DESCRIPTION OF THE TASK
Word for word, restate every line of the material.

Figure content listings
# # # # #
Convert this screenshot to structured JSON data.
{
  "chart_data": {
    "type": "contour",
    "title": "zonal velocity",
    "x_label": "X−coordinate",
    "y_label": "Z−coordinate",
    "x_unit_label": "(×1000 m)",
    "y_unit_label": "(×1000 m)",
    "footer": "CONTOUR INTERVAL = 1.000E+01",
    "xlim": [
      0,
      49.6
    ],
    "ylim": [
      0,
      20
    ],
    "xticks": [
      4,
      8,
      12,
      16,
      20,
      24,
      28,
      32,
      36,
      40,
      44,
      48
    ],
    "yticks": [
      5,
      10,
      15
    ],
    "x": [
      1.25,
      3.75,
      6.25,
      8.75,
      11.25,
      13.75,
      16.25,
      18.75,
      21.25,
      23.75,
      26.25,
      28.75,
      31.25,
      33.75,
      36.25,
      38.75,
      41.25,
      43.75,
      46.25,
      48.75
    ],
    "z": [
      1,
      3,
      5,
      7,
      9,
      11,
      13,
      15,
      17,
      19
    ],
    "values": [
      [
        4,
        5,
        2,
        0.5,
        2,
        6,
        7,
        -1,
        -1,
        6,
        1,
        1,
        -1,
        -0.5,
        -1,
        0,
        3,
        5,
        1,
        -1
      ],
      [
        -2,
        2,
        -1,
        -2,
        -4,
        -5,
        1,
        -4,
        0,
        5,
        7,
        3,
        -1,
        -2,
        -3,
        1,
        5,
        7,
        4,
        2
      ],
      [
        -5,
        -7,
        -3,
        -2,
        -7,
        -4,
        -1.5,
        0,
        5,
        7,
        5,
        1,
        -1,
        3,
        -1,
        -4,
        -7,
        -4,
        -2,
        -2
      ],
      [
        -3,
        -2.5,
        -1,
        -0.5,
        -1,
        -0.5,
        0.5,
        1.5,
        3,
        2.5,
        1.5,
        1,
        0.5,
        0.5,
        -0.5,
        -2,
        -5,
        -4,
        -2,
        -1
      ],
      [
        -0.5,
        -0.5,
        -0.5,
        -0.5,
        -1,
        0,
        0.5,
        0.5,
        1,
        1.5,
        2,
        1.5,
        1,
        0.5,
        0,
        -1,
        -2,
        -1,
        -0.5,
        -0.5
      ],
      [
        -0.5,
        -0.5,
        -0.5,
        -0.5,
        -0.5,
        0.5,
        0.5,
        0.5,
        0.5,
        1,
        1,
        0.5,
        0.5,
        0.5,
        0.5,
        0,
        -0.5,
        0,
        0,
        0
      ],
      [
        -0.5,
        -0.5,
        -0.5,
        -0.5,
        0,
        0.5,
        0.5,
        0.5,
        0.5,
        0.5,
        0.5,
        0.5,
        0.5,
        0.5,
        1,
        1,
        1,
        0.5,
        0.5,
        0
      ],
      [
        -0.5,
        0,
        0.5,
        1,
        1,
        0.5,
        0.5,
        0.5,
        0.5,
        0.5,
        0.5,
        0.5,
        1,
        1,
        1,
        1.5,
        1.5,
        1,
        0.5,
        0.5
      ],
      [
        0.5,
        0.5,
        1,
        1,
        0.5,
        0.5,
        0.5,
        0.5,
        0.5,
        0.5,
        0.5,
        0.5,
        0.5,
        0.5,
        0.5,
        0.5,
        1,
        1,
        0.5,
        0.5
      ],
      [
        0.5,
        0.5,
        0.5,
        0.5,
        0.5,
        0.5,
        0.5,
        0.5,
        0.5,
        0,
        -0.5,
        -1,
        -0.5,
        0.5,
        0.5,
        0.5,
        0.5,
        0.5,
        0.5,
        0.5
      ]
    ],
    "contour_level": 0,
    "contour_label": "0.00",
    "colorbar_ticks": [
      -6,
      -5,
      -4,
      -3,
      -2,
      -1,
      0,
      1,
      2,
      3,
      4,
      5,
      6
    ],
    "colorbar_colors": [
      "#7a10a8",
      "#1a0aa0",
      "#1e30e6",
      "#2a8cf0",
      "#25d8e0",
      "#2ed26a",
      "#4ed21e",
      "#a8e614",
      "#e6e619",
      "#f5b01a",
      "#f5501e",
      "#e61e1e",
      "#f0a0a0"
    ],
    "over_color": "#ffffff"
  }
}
# # # # #
WORKED SOLUTION
Convert this screenshot to structured JSON data.
{
  "chart_data": {
    "type": "contour",
    "title": "zonal velocity",
    "x_label": "X−coordinate",
    "y_label": "Z−coordinate",
    "x_unit_label": "(×1000 m)",
    "y_unit_label": "(×1000 m)",
    "footer": "CONTOUR INTERVAL = 1.000E+01",
    "xlim": [
      0,
      49.6
    ],
    "ylim": [
      0,
      20
    ],
    "xticks": [
      4,
      8,
      12,
      16,
      20,
      24,
      28,
      32,
      36,
      40,
      44,
      48
    ],
    "yticks": [
      5,
      10,
      15
    ],
    "x": [
      1.25,
      3.75,
      6.25,
      8.75,
      11.25,
      13.75,
      16.25,
      18.75,
      21.25,
      23.75,
      26.25,
      28.75,
      31.25,
      33.75,
      36.25,
      38.75,
      41.25,
      43.75,
      46.25,
      48.75
    ],
    "z": [
      1,
      3,
      5,
      7,
      9,
      11,
      13,
      15,
      17,
      19
    ],
    "values": [
      [
        4,
        5,
        2,
        0.5,
        2,
        6,
        7,
        -1,
        -1,
        6,
        1,
        1,
        -1,
        -0.5,
        -1,
        0,
        3,
        5,
        1,
        -1
      ],
      [
        -2,
        2,
        -1,
        -2,
        -4,
        -5,
        1,
        -4,
        0,
        5,
        7,
        3,
        -1,
        -2,
        -3,
        1,
        5,
        7,
        4,
        2
      ],
      [
        -5,
        -7,
        -3,
        -2,
        -7,
        -4,
        -1.5,
        0,
        5,
        7,
        5,
        1,
        -1,
        3,
        -1,
        -4,
        -7,
        -4,
        -2,
        -2
      ],
      [
        -3,
        -2.5,
        -1,
        -0.5,
        -1,
        -0.5,
        0.5,
        1.5,
        3,
        2.5,
        1.5,
        1,
        0.5,
        0.5,
        -0.5,
        -2,
        -5,
        -4,
        -2,
        -1
      ],
      [
        -0.5,
        -0.5,
        -0.5,
        -0.5,
        -1,
        0,
        0.5,
        0.5,
        1,
        1.5,
        2,
        1.5,
        1,
        0.5,
        0,
        -1,
        -2,
        -1,
        -0.5,
        -0.5
      ],
      [
        -0.5,
        -0.5,
        -0.5,
        -0.5,
        -0.5,
        0.5,
        0.5,
        0.5,
        0.5,
        1,
        1,
        0.5,
        0.5,
        0.5,
        0.5,
        0,
        -0.5,
        0,
        0,
        0
      ],
      [
        -0.5,
        -0.5,
        -0.5,
        -0.5,
        0,
        0.5,
        0.5,
        0.5,
        0.5,
        0.5,
        0.5,
        0.5,
        0.5,
        0.5,
        1,
        1,
        1,
        0.5,
        0.5,
        0
      ],
      [
        -0.5,
        0,
        0.5,
        1,
        1,
        0.5,
        0.5,
        0.5,
        0.5,
        0.5,
        0.5,
        0.5,
        1,
        1,
        1,
        1.5,
        1.5,
        1,
        0.5,
        0.5
      ],
      [
        0.5,
        0.5,
        1,
        1,
        0.5,
        0.5,
        0.5,
        0.5,
        0.5,
        0.5,
        0.5,
        0.5,
        0.5,
        0.5,
        0.5,
        0.5,
        1,
        1,
        0.5,
        0.5
      ],
      [
        0.5,
        0.5,
        0.5,
        0.5,
        0.5,
        0.5,
        0.5,
        0.5,
        0.5,
        0,
        -0.5,
        -1,
        -0.5,
        0.5,
        0.5,
        0.5,
        0.5,
        0.5,
        0.5,
        0.5
      ]
    ],
    "contour_level": 0,
    "contour_label": "0.00",
    "colorbar_ticks": [
      -6,
      -5,
      -4,
      -3,
      -2,
      -1,
      0,
      1,
      2,
      3,
      4,
      5,
      6
    ],
    "colorbar_colors": [
      "#7a10a8",
      "#1a0aa0",
      "#1e30e6",
      "#2a8cf0",
      "#25d8e0",
      "#2ed26a",
      "#4ed21e",
      "#a8e614",
      "#e6e619",
      "#f5b01a",
      "#f5501e",
      "#e61e1e",
      "#f0a0a0"
    ],
    "over_color": "#ffffff"
  }
}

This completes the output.